> Problem to solve: Review the lines that follow and copy each one that contains the word "text".

— Begin Material for this task —

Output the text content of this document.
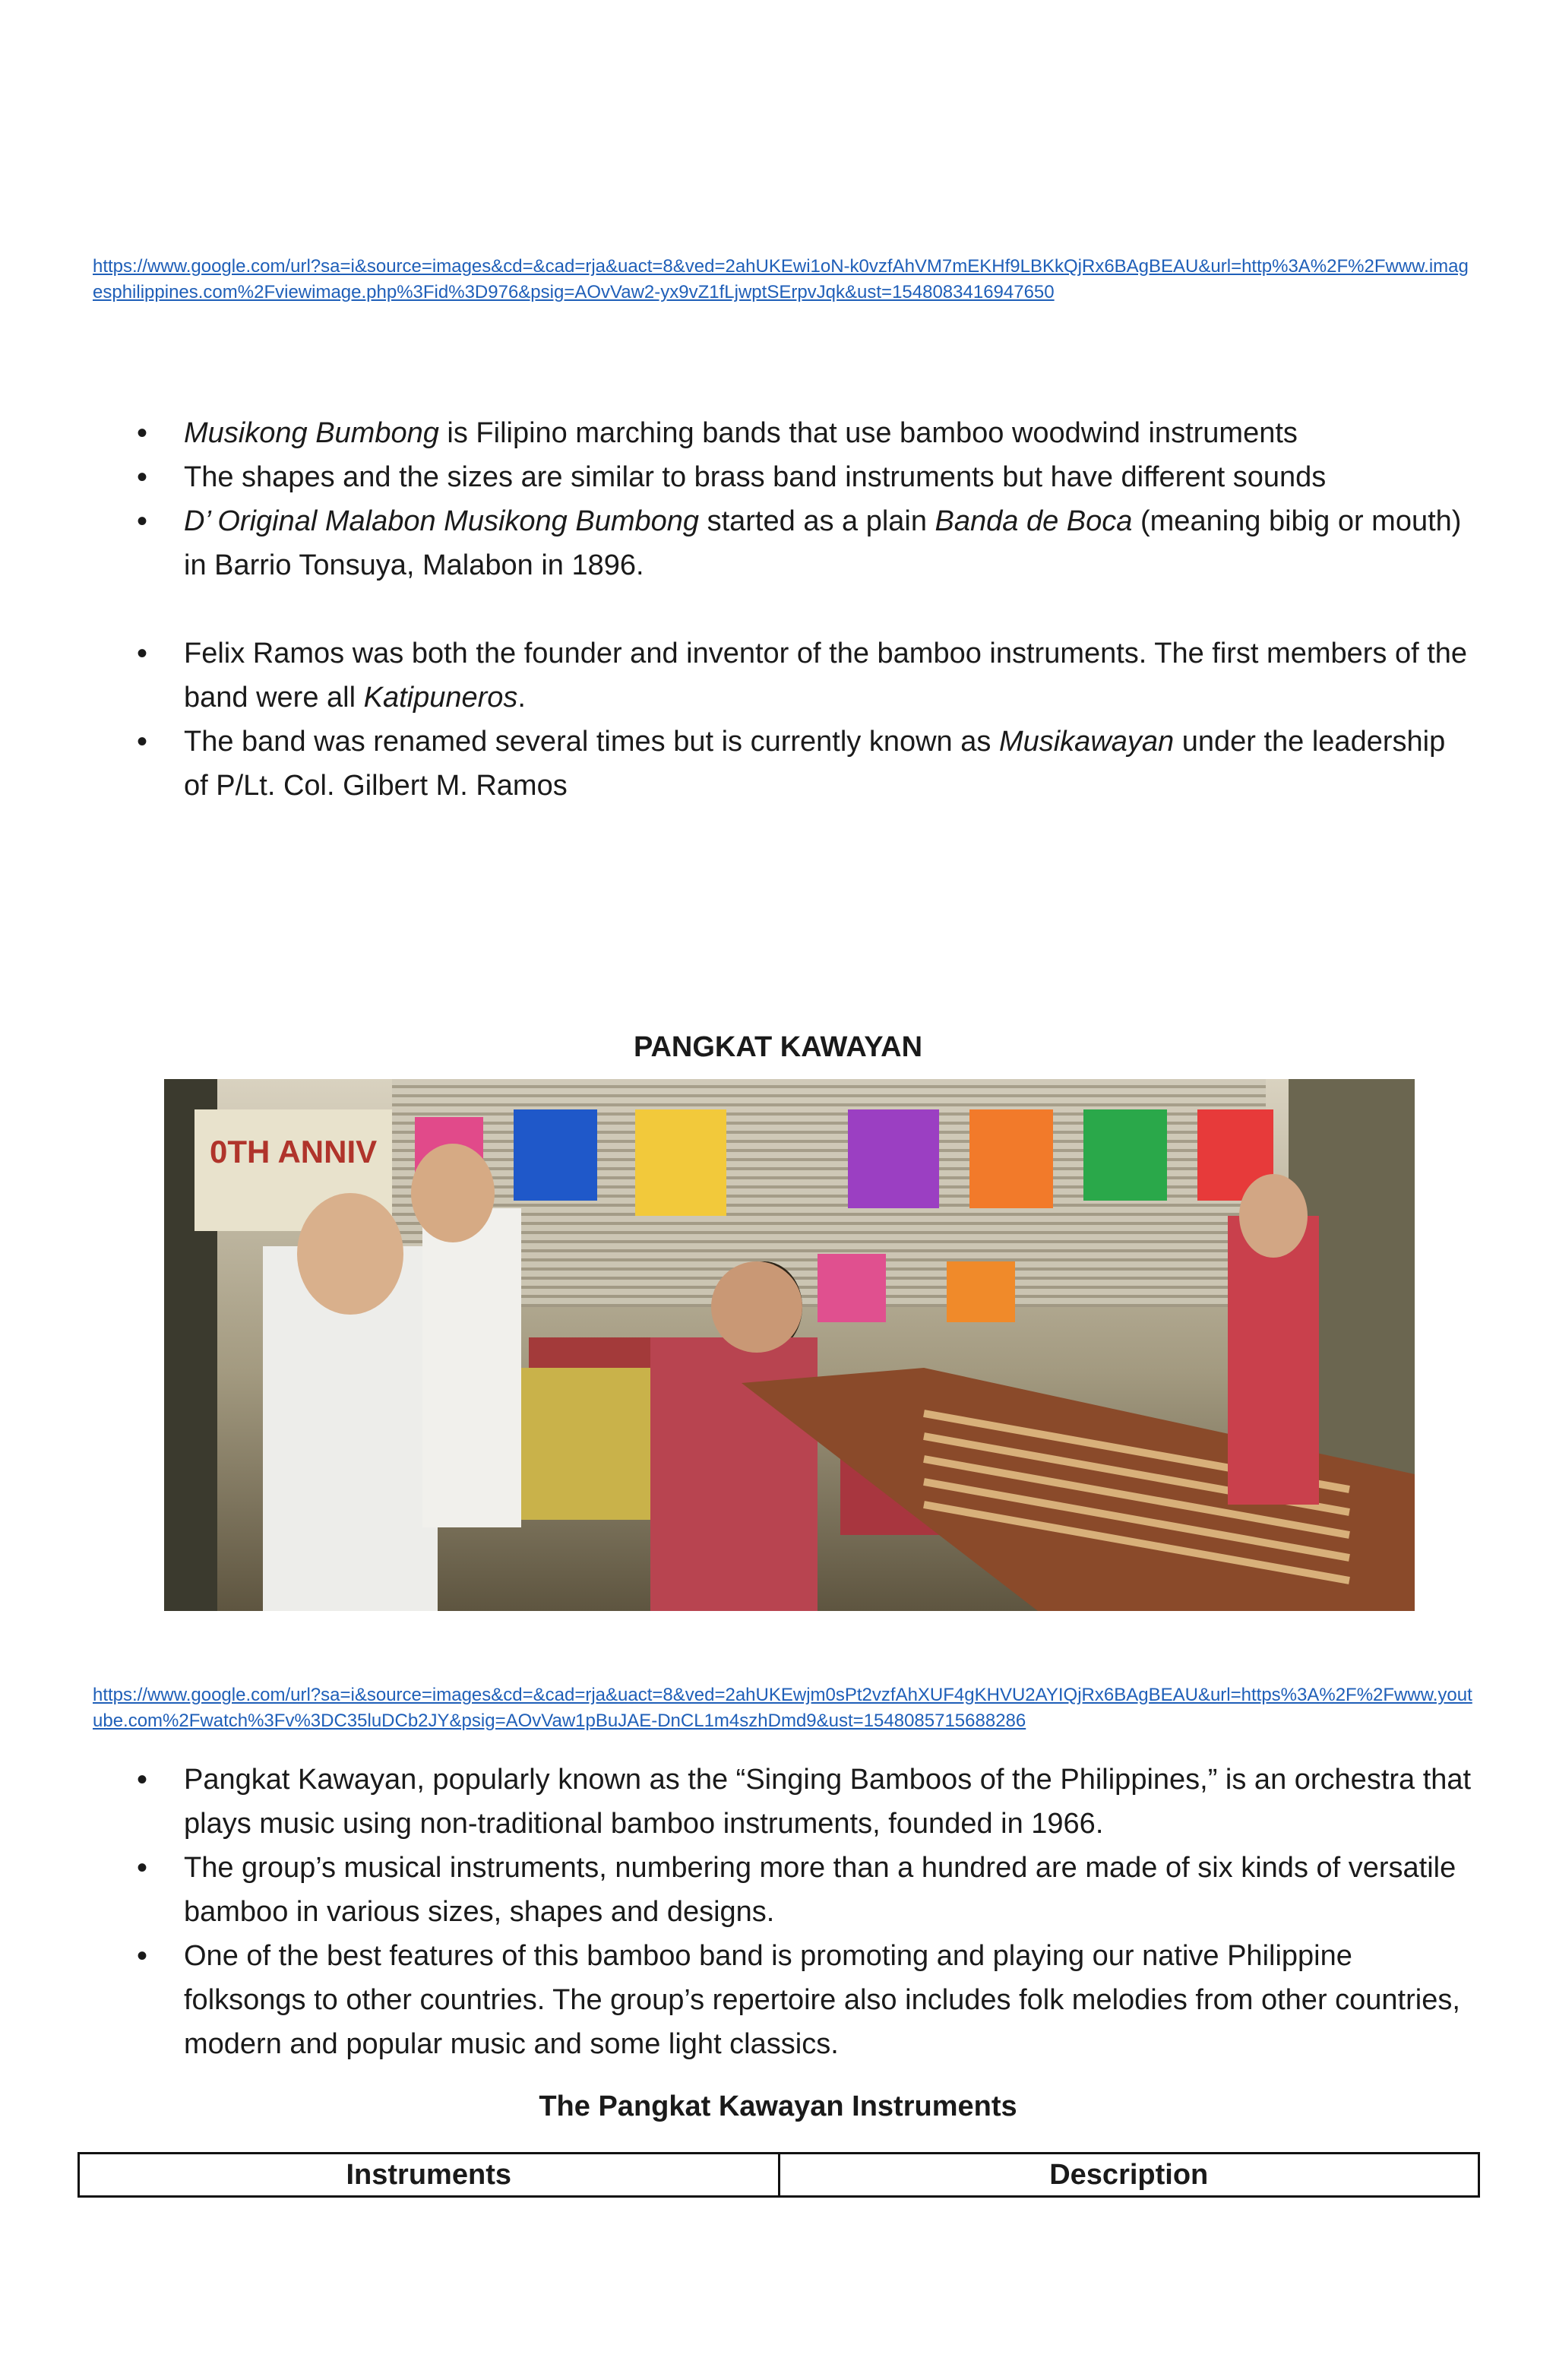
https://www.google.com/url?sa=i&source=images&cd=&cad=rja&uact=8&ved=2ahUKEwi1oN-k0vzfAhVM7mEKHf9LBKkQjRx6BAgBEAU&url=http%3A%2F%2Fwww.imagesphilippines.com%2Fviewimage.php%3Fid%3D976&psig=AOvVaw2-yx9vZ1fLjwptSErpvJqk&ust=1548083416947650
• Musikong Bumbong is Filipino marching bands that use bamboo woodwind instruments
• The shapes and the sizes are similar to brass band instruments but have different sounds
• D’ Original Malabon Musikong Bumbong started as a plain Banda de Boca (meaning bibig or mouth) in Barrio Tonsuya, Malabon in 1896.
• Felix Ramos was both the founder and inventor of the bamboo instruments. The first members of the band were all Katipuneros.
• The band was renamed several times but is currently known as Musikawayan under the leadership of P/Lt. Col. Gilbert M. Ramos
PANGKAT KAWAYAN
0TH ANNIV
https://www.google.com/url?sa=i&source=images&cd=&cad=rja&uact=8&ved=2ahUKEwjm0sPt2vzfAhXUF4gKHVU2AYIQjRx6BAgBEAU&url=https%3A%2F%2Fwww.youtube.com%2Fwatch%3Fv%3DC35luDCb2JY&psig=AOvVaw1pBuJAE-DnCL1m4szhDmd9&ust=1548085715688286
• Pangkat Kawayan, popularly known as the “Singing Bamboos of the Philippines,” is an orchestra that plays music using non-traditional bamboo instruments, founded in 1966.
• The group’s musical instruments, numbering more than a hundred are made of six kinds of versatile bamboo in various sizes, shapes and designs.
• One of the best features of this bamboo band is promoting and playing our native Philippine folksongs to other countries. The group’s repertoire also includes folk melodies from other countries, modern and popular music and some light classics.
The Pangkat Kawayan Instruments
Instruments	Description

— End Material for this task —
— Begin Material for this task —

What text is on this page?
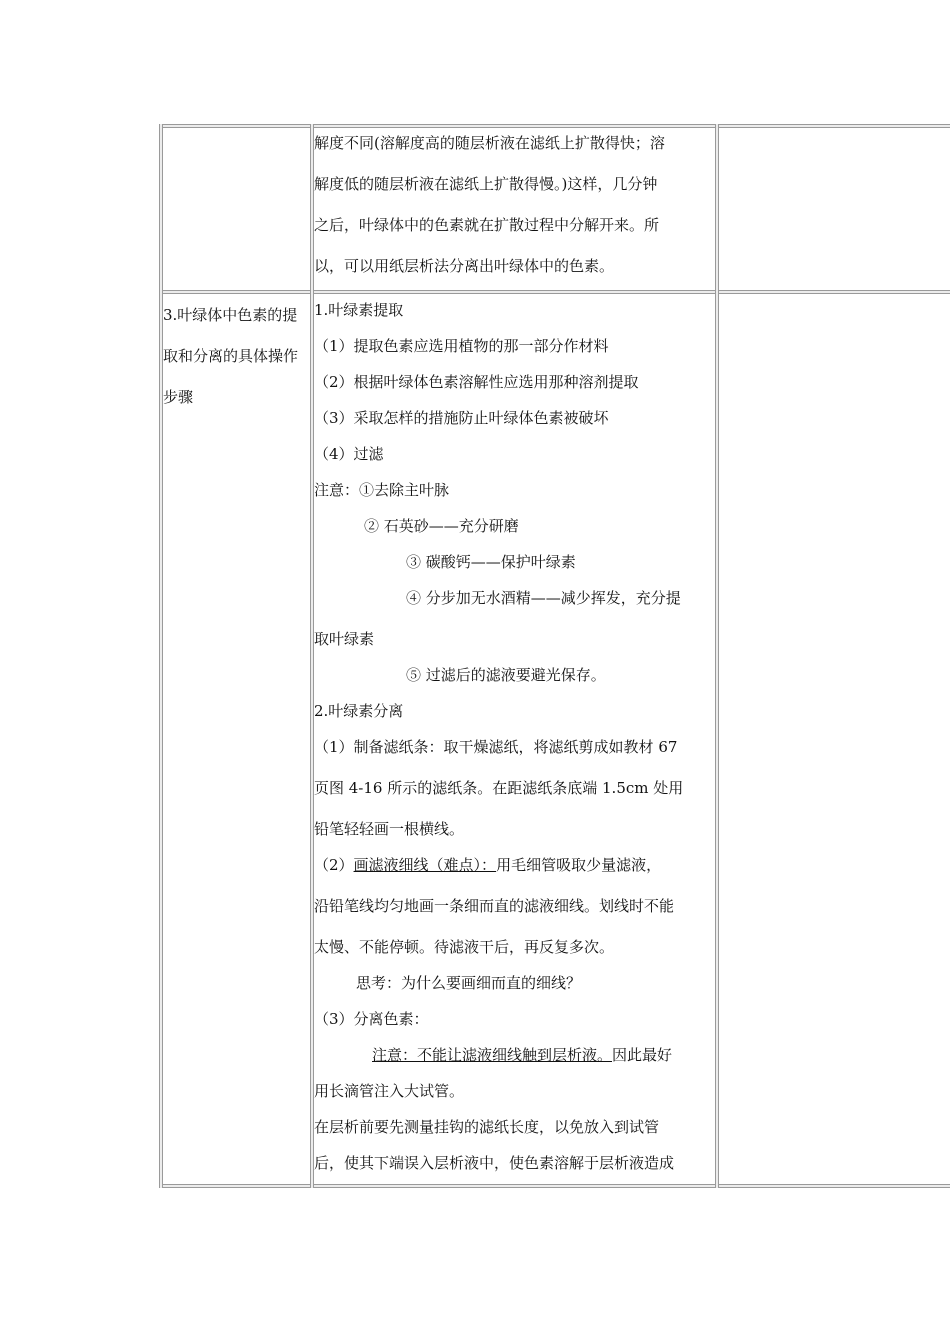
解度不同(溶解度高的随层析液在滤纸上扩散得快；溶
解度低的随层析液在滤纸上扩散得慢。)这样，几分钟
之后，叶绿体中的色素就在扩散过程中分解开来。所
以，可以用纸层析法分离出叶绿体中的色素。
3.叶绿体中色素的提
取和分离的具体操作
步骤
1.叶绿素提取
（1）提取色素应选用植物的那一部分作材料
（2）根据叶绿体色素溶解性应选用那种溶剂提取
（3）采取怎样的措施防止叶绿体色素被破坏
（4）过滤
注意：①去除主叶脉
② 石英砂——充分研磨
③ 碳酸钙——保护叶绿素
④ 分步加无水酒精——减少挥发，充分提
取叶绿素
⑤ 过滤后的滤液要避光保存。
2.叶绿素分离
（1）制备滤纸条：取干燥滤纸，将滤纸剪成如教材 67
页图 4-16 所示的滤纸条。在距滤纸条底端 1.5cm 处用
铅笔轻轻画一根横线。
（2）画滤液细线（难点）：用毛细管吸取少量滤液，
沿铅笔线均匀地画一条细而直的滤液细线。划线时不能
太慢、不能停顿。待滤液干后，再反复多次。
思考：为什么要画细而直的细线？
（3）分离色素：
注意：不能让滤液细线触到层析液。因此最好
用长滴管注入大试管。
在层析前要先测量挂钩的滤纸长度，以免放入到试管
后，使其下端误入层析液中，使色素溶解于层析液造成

— End Material for this task —

> Result for this exercise:
Output the text content of this document.
What text is on this page?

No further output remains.